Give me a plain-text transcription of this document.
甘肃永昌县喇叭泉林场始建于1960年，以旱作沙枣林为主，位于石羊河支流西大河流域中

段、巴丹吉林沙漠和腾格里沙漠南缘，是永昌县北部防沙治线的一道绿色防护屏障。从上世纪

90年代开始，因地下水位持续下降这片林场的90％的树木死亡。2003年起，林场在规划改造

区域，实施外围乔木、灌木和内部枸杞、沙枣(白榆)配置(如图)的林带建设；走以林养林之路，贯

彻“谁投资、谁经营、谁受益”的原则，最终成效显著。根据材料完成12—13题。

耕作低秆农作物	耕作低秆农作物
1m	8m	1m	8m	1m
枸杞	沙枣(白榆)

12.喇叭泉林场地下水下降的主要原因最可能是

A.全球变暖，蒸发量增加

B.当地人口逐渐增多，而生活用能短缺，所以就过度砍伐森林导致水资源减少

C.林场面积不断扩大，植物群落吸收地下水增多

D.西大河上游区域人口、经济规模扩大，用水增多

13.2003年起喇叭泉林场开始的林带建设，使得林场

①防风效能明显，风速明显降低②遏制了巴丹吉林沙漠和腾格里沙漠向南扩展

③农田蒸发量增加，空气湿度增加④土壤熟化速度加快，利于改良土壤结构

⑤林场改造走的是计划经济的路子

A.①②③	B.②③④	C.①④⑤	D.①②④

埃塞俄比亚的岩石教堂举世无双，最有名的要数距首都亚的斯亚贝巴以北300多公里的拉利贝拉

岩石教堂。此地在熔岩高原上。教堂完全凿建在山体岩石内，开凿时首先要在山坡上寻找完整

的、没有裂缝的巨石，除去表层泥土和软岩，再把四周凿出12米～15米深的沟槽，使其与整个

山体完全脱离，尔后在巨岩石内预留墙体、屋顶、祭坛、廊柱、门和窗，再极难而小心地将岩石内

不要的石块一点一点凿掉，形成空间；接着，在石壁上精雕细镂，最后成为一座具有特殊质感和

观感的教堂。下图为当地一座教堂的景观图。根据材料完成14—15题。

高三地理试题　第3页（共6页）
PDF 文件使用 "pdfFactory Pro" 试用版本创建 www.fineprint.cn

■ WRITTEN PROBLEM
Every entry should be output exactly as written, please.

■ CORRECT OUTPUT
Give me a plain-text transcription of this document.
甘肃永昌县喇叭泉林场始建于1960年，以旱作沙枣林为主，位于石羊河支流西大河流域中

段、巴丹吉林沙漠和腾格里沙漠南缘，是永昌县北部防沙治线的一道绿色防护屏障。从上世纪

90年代开始，因地下水位持续下降这片林场的90％的树木死亡。2003年起，林场在规划改造

区域，实施外围乔木、灌木和内部枸杞、沙枣(白榆)配置(如图)的林带建设；走以林养林之路，贯

彻“谁投资、谁经营、谁受益”的原则，最终成效显著。根据材料完成12—13题。

耕作低秆农作物	耕作低秆农作物
1m	8m	1m	8m	1m
枸杞	沙枣(白榆)

12.喇叭泉林场地下水下降的主要原因最可能是

A.全球变暖，蒸发量增加

B.当地人口逐渐增多，而生活用能短缺，所以就过度砍伐森林导致水资源减少

C.林场面积不断扩大，植物群落吸收地下水增多

D.西大河上游区域人口、经济规模扩大，用水增多

13.2003年起喇叭泉林场开始的林带建设，使得林场

①防风效能明显，风速明显降低②遏制了巴丹吉林沙漠和腾格里沙漠向南扩展

③农田蒸发量增加，空气湿度增加④土壤熟化速度加快，利于改良土壤结构

⑤林场改造走的是计划经济的路子

A.①②③	B.②③④	C.①④⑤	D.①②④

埃塞俄比亚的岩石教堂举世无双，最有名的要数距首都亚的斯亚贝巴以北300多公里的拉利贝拉

岩石教堂。此地在熔岩高原上。教堂完全凿建在山体岩石内，开凿时首先要在山坡上寻找完整

的、没有裂缝的巨石，除去表层泥土和软岩，再把四周凿出12米～15米深的沟槽，使其与整个

山体完全脱离，尔后在巨岩石内预留墙体、屋顶、祭坛、廊柱、门和窗，再极难而小心地将岩石内

不要的石块一点一点凿掉，形成空间；接着，在石壁上精雕细镂，最后成为一座具有特殊质感和

观感的教堂。下图为当地一座教堂的景观图。根据材料完成14—15题。

高三地理试题　第3页（共6页）
PDF 文件使用 "pdfFactory Pro" 试用版本创建 www.fineprint.cn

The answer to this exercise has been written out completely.